> **WHAT TO DO**
Count up the lines in the following listing that hold the word "CERTIFICATE", then give only that count.
— start of WORKING DATA —
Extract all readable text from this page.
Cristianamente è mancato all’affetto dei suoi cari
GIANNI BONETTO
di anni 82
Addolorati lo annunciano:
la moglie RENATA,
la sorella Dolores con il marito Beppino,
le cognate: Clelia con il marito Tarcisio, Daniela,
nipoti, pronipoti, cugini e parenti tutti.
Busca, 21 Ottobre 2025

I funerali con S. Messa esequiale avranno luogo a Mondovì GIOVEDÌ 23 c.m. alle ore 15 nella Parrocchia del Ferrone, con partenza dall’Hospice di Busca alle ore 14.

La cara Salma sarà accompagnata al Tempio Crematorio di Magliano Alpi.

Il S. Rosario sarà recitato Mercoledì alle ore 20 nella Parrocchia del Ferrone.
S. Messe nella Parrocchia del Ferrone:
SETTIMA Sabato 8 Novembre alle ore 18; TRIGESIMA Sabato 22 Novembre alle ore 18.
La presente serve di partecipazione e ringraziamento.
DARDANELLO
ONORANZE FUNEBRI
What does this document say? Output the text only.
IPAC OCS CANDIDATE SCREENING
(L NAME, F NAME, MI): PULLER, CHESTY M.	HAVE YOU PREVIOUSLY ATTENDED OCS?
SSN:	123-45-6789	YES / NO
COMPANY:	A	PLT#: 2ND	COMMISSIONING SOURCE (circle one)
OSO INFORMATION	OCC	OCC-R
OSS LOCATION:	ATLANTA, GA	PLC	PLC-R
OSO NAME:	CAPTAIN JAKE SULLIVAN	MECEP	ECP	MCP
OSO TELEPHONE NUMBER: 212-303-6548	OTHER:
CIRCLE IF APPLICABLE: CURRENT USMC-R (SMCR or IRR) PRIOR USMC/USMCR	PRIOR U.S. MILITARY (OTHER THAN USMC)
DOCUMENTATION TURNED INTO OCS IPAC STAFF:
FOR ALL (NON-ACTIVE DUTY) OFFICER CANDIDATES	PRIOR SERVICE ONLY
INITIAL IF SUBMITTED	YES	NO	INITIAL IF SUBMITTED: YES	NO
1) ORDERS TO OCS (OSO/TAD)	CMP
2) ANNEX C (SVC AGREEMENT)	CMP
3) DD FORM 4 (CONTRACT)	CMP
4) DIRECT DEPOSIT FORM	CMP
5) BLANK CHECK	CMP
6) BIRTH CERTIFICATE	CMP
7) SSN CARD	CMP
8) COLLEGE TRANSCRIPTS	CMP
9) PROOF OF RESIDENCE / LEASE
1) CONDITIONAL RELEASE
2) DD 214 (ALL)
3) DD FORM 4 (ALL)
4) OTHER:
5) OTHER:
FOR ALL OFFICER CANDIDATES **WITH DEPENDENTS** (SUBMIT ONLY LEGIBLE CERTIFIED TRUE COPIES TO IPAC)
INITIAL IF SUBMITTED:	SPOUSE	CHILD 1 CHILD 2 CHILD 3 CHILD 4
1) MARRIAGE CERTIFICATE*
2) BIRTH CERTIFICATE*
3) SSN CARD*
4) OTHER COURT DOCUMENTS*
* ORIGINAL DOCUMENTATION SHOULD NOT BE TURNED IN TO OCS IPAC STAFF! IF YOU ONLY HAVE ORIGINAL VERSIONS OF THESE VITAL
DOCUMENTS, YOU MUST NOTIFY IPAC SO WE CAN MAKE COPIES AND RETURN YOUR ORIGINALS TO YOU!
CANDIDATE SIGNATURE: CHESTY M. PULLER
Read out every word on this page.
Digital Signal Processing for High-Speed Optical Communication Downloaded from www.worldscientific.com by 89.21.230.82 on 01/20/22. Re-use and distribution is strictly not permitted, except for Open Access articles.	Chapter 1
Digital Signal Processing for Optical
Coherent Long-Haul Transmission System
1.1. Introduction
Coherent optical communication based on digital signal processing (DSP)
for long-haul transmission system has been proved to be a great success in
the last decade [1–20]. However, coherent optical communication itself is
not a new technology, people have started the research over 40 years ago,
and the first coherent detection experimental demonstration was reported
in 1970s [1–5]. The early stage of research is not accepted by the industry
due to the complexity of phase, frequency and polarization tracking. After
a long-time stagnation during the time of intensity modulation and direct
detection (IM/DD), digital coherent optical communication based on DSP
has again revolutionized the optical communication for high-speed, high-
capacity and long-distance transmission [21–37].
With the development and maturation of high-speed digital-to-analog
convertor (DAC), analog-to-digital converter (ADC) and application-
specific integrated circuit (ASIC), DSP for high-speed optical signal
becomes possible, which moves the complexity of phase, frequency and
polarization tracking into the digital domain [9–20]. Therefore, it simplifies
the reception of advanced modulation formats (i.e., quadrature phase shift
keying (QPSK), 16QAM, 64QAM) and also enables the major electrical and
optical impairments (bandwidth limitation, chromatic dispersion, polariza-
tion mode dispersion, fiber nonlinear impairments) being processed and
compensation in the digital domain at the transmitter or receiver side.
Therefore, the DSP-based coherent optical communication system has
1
— end of WORKING DATA —
> **TASK RESPONSE**
3